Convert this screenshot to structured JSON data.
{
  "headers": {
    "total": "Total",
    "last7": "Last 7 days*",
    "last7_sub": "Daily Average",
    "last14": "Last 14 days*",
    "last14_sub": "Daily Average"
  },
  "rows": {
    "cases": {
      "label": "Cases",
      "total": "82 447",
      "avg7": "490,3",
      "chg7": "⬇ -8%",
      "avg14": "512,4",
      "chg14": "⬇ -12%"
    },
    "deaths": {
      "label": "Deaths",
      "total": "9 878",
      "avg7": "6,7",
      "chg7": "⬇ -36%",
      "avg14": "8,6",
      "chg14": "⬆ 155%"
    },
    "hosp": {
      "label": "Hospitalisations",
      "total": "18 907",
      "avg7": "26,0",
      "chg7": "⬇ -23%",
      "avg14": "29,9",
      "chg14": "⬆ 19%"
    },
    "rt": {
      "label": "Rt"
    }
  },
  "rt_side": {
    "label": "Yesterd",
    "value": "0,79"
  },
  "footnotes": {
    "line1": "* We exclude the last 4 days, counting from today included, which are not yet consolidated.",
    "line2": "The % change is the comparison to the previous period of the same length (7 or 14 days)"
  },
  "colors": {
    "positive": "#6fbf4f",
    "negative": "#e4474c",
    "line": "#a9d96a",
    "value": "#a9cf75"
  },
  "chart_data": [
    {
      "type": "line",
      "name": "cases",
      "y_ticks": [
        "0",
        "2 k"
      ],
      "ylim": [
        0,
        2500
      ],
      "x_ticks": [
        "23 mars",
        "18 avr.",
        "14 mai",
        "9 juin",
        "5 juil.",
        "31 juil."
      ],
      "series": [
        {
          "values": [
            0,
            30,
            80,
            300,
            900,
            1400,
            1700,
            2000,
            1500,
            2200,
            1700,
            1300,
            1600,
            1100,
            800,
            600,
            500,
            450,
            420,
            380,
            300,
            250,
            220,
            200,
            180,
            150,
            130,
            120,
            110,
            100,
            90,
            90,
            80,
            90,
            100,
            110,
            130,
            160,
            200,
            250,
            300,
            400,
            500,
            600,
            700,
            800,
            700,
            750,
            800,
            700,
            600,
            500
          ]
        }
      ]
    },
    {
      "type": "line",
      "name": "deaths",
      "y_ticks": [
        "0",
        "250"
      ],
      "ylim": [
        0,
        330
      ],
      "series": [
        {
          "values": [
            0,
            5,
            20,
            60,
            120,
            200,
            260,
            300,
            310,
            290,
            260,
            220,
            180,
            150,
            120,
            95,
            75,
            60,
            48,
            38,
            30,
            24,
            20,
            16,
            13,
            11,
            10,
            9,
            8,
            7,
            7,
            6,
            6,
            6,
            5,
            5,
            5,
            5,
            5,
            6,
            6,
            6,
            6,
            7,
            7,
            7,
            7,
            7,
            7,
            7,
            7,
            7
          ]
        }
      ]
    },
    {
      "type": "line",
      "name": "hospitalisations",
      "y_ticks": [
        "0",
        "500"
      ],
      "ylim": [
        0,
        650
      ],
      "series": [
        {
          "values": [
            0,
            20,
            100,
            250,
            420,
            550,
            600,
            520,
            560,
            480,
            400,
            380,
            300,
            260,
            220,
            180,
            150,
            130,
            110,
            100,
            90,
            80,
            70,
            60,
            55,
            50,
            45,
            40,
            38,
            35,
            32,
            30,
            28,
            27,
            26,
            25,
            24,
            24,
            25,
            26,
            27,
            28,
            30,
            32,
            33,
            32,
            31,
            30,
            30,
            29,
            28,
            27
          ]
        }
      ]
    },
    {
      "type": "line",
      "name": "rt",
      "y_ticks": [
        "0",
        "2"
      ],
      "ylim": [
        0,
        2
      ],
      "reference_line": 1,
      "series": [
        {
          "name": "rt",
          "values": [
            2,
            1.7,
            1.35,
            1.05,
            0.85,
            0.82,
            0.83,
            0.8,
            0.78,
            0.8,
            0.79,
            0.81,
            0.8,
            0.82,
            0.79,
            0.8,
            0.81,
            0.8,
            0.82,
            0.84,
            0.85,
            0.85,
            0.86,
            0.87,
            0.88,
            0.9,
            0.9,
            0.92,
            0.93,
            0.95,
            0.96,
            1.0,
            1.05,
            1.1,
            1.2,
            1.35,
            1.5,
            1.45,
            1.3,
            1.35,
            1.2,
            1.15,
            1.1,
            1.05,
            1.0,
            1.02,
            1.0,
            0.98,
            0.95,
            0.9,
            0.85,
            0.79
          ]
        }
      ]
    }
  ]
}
_ _ _
→ Task to carry out
Exactly reproduce every line found in the records.

→ Response
Convert this screenshot to structured JSON data.
{
  "headers": {
    "total": "Total",
    "last7": "Last 7 days*",
    "last7_sub": "Daily Average",
    "last14": "Last 14 days*",
    "last14_sub": "Daily Average"
  },
  "rows": {
    "cases": {
      "label": "Cases",
      "total": "82 447",
      "avg7": "490,3",
      "chg7": "⬇ -8%",
      "avg14": "512,4",
      "chg14": "⬇ -12%"
    },
    "deaths": {
      "label": "Deaths",
      "total": "9 878",
      "avg7": "6,7",
      "chg7": "⬇ -36%",
      "avg14": "8,6",
      "chg14": "⬆ 155%"
    },
    "hosp": {
      "label": "Hospitalisations",
      "total": "18 907",
      "avg7": "26,0",
      "chg7": "⬇ -23%",
      "avg14": "29,9",
      "chg14": "⬆ 19%"
    },
    "rt": {
      "label": "Rt"
    }
  },
  "rt_side": {
    "label": "Yesterd",
    "value": "0,79"
  },
  "footnotes": {
    "line1": "* We exclude the last 4 days, counting from today included, which are not yet consolidated.",
    "line2": "The % change is the comparison to the previous period of the same length (7 or 14 days)"
  },
  "colors": {
    "positive": "#6fbf4f",
    "negative": "#e4474c",
    "line": "#a9d96a",
    "value": "#a9cf75"
  },
  "chart_data": [
    {
      "type": "line",
      "name": "cases",
      "y_ticks": [
        "0",
        "2 k"
      ],
      "ylim": [
        0,
        2500
      ],
      "x_ticks": [
        "23 mars",
        "18 avr.",
        "14 mai",
        "9 juin",
        "5 juil.",
        "31 juil."
      ],
      "series": [
        {
          "values": [
            0,
            30,
            80,
            300,
            900,
            1400,
            1700,
            2000,
            1500,
            2200,
            1700,
            1300,
            1600,
            1100,
            800,
            600,
            500,
            450,
            420,
            380,
            300,
            250,
            220,
            200,
            180,
            150,
            130,
            120,
            110,
            100,
            90,
            90,
            80,
            90,
            100,
            110,
            130,
            160,
            200,
            250,
            300,
            400,
            500,
            600,
            700,
            800,
            700,
            750,
            800,
            700,
            600,
            500
          ]
        }
      ]
    },
    {
      "type": "line",
      "name": "deaths",
      "y_ticks": [
        "0",
        "250"
      ],
      "ylim": [
        0,
        330
      ],
      "series": [
        {
          "values": [
            0,
            5,
            20,
            60,
            120,
            200,
            260,
            300,
            310,
            290,
            260,
            220,
            180,
            150,
            120,
            95,
            75,
            60,
            48,
            38,
            30,
            24,
            20,
            16,
            13,
            11,
            10,
            9,
            8,
            7,
            7,
            6,
            6,
            6,
            5,
            5,
            5,
            5,
            5,
            6,
            6,
            6,
            6,
            7,
            7,
            7,
            7,
            7,
            7,
            7,
            7,
            7
          ]
        }
      ]
    },
    {
      "type": "line",
      "name": "hospitalisations",
      "y_ticks": [
        "0",
        "500"
      ],
      "ylim": [
        0,
        650
      ],
      "series": [
        {
          "values": [
            0,
            20,
            100,
            250,
            420,
            550,
            600,
            520,
            560,
            480,
            400,
            380,
            300,
            260,
            220,
            180,
            150,
            130,
            110,
            100,
            90,
            80,
            70,
            60,
            55,
            50,
            45,
            40,
            38,
            35,
            32,
            30,
            28,
            27,
            26,
            25,
            24,
            24,
            25,
            26,
            27,
            28,
            30,
            32,
            33,
            32,
            31,
            30,
            30,
            29,
            28,
            27
          ]
        }
      ]
    },
    {
      "type": "line",
      "name": "rt",
      "y_ticks": [
        "0",
        "2"
      ],
      "ylim": [
        0,
        2
      ],
      "reference_line": 1,
      "series": [
        {
          "name": "rt",
          "values": [
            2,
            1.7,
            1.35,
            1.05,
            0.85,
            0.82,
            0.83,
            0.8,
            0.78,
            0.8,
            0.79,
            0.81,
            0.8,
            0.82,
            0.79,
            0.8,
            0.81,
            0.8,
            0.82,
            0.84,
            0.85,
            0.85,
            0.86,
            0.87,
            0.88,
            0.9,
            0.9,
            0.92,
            0.93,
            0.95,
            0.96,
            1.0,
            1.05,
            1.1,
            1.2,
            1.35,
            1.5,
            1.45,
            1.3,
            1.35,
            1.2,
            1.15,
            1.1,
            1.05,
            1.0,
            1.02,
            1.0,
            0.98,
            0.95,
            0.9,
            0.85,
            0.79
          ]
        }
      ]
    }
  ]
}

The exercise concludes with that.